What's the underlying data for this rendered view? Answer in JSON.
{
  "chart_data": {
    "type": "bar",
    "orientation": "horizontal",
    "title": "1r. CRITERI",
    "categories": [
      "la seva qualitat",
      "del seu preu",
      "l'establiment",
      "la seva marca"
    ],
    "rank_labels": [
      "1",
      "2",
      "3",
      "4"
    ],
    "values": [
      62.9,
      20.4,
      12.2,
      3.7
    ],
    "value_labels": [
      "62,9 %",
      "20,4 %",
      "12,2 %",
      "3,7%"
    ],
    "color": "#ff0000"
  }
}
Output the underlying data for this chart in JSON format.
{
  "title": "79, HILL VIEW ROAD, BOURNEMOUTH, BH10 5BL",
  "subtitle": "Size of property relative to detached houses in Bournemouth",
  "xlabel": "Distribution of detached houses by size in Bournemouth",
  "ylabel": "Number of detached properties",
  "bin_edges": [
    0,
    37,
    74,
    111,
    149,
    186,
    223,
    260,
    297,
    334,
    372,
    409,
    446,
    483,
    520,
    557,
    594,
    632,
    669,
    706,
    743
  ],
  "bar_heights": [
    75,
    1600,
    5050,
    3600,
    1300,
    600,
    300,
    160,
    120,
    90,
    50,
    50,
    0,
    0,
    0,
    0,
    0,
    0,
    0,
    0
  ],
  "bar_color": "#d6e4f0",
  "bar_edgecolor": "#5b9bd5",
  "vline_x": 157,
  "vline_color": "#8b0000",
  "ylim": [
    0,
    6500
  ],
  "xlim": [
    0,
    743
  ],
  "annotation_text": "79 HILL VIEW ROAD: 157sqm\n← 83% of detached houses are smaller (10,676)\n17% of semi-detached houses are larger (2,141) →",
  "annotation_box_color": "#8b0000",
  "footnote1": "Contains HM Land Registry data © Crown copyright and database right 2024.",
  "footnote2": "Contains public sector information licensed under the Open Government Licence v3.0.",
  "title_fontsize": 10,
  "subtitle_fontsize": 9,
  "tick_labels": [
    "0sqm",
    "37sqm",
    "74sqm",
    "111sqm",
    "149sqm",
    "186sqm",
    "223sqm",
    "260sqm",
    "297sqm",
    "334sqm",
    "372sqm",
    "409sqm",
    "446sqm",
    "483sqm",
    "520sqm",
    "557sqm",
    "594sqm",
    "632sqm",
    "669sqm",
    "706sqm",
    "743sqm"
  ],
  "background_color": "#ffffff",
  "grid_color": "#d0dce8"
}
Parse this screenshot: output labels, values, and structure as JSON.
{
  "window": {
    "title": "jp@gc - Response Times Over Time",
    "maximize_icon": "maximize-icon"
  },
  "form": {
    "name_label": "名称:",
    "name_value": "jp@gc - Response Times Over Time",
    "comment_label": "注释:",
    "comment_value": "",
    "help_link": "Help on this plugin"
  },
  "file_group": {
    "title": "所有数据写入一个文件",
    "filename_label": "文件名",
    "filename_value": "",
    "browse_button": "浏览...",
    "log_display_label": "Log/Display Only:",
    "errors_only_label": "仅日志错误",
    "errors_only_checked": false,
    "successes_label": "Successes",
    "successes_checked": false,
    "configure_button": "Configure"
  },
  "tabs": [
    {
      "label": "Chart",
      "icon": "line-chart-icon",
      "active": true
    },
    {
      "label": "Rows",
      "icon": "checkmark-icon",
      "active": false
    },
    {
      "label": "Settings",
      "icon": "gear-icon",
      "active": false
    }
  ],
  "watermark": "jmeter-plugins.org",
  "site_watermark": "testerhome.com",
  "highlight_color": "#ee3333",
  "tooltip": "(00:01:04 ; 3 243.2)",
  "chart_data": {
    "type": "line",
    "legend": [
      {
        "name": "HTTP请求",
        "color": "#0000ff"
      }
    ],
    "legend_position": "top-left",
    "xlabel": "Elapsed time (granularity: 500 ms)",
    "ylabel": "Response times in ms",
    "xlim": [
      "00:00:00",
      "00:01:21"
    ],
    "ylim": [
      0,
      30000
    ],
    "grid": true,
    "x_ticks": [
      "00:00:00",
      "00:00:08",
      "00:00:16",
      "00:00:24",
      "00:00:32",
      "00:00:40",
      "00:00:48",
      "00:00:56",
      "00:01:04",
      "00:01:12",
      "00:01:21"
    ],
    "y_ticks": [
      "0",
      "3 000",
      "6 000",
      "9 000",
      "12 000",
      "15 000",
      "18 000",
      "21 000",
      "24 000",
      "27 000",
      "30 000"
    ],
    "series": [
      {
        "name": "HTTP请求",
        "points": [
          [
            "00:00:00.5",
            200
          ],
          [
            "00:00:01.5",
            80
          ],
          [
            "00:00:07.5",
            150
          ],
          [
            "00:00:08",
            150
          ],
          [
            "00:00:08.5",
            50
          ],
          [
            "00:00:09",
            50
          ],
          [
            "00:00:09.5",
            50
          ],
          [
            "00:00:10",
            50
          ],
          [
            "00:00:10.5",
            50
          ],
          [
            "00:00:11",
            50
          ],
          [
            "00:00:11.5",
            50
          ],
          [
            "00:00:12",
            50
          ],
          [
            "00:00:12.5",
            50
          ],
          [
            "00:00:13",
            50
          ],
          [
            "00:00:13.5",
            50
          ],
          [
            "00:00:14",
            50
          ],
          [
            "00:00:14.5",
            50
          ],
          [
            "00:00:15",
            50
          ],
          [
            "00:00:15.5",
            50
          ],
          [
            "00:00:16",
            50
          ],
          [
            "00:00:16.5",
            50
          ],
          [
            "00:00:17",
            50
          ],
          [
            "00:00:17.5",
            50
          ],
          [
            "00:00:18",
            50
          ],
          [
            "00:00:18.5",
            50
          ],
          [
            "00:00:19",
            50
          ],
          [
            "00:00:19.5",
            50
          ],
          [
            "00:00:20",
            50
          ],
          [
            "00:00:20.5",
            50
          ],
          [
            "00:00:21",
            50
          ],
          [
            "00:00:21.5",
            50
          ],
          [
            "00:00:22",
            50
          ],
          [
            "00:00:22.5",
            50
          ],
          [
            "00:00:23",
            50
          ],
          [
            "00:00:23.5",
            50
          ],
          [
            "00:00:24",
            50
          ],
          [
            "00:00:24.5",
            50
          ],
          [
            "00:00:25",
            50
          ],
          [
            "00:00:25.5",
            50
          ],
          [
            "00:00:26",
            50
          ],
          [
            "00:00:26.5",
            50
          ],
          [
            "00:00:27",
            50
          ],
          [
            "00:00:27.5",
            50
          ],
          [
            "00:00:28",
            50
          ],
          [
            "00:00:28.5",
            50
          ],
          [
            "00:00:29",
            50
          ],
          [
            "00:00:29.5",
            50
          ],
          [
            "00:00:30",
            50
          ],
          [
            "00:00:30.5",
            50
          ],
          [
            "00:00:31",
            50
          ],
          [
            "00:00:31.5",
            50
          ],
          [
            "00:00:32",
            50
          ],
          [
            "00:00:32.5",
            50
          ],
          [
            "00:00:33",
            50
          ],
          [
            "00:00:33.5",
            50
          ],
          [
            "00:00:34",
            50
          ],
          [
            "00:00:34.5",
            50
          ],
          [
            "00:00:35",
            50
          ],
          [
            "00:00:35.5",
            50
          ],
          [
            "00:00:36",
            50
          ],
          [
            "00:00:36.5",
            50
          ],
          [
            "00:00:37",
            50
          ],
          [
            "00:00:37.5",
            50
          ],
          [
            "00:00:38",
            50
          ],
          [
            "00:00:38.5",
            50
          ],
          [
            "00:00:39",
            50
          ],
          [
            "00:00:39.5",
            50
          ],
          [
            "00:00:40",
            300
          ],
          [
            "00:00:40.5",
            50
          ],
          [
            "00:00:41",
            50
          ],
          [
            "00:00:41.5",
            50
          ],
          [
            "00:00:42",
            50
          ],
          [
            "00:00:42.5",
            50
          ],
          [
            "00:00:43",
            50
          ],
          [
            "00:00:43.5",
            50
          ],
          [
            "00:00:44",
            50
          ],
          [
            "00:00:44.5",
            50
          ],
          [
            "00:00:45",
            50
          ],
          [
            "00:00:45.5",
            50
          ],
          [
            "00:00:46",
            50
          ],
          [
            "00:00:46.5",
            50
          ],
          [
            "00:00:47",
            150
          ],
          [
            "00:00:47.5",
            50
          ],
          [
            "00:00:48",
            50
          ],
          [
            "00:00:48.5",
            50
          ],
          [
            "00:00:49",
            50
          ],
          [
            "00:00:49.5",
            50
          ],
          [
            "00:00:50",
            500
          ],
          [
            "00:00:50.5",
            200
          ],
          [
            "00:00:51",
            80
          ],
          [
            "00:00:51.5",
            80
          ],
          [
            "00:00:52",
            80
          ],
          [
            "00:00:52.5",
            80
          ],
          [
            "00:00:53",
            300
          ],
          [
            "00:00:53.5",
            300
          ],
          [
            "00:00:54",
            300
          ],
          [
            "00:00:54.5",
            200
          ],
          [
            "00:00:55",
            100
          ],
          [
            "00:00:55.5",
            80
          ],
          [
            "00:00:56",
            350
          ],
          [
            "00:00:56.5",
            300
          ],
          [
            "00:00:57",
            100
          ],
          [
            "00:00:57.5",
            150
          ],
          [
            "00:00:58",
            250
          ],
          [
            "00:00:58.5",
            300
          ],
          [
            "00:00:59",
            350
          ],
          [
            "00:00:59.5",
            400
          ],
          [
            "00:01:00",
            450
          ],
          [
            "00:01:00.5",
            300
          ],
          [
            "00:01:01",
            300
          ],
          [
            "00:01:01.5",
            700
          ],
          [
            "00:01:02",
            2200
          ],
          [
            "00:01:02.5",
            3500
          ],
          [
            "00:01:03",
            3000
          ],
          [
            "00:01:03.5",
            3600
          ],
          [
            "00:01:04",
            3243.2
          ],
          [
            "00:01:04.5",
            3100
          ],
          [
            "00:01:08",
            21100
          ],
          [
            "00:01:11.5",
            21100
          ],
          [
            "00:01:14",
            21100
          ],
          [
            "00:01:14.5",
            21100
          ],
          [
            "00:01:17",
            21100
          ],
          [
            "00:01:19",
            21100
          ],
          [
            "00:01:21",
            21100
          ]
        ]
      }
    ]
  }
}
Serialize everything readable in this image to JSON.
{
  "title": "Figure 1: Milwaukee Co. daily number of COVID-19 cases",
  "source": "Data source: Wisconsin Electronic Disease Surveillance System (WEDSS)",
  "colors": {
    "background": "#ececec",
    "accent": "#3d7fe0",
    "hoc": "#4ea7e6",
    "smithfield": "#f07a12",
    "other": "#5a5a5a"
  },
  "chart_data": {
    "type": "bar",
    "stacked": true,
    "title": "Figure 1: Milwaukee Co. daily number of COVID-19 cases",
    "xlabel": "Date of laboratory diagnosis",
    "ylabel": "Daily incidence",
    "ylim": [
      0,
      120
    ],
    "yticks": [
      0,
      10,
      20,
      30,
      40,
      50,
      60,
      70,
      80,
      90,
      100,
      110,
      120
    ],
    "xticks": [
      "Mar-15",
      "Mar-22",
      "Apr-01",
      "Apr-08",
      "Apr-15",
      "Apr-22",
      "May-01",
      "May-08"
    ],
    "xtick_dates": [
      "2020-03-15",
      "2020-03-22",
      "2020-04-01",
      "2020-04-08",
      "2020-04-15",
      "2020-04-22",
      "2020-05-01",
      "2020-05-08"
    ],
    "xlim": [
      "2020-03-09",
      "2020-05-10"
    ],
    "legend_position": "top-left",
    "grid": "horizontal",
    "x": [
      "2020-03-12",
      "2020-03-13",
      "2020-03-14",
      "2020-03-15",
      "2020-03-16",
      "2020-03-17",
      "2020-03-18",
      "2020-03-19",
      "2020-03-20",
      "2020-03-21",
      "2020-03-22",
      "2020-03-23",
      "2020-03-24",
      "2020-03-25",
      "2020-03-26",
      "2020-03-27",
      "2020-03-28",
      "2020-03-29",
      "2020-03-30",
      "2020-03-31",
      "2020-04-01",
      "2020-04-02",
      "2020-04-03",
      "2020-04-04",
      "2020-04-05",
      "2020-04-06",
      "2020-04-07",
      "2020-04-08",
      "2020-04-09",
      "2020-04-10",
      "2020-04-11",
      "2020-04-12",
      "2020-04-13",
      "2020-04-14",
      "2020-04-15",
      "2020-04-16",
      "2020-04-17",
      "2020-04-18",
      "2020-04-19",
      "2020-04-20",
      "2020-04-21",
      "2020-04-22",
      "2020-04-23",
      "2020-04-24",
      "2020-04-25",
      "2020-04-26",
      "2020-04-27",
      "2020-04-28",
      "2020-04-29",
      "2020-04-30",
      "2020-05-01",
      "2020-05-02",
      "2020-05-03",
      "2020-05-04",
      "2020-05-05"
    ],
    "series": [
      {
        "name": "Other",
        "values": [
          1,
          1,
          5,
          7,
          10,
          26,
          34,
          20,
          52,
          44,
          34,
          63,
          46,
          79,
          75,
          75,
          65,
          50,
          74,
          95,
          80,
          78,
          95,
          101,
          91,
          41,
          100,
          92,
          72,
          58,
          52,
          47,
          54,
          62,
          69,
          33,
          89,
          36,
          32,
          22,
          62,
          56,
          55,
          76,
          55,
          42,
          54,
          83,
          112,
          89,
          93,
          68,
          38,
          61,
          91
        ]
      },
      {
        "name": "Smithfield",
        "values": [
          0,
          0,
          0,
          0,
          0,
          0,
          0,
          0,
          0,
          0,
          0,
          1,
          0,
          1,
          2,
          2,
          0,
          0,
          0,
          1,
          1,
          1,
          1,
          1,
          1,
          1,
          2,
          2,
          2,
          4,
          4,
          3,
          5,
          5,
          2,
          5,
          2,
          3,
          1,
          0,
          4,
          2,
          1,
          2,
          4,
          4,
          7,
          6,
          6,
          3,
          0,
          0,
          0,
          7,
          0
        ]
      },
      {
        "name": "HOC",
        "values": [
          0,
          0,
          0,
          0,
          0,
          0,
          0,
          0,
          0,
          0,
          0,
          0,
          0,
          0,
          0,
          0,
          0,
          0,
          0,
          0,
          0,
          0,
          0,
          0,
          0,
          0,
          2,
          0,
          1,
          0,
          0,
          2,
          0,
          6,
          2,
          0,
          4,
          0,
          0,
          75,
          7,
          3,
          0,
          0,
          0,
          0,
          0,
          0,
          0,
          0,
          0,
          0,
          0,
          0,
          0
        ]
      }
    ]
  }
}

> [Brief]:
Scan the material above. Extract every line in which the word "this" occurs.

> [Complete response]:
What's the underlying data for this rendered view? Answer in JSON.
Output the underlying data for this chart in JSON format.
Parse this screenshot: output labels, values, and structure as JSON.
    "help_link": "Help on this plugin"
Serialize everything readable in this image to JSON.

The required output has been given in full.